## BEGIN

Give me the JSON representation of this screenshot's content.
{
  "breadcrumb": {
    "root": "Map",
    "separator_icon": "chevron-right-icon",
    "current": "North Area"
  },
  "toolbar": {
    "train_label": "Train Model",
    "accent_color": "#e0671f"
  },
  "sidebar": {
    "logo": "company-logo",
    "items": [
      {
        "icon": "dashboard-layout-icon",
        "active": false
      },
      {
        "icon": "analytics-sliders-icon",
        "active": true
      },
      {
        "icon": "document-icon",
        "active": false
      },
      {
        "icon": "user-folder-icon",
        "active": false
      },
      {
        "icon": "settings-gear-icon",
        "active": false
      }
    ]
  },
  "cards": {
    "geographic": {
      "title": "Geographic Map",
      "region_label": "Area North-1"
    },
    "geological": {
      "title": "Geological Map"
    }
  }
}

## END

- The problem: Track down every line with the word "icon" and copy it.

- Full response:
    "separator_icon": "chevron-right-icon",
        "icon": "dashboard-layout-icon",
        "icon": "analytics-sliders-icon",
        "icon": "document-icon",
        "icon": "user-folder-icon",
        "icon": "settings-gear-icon",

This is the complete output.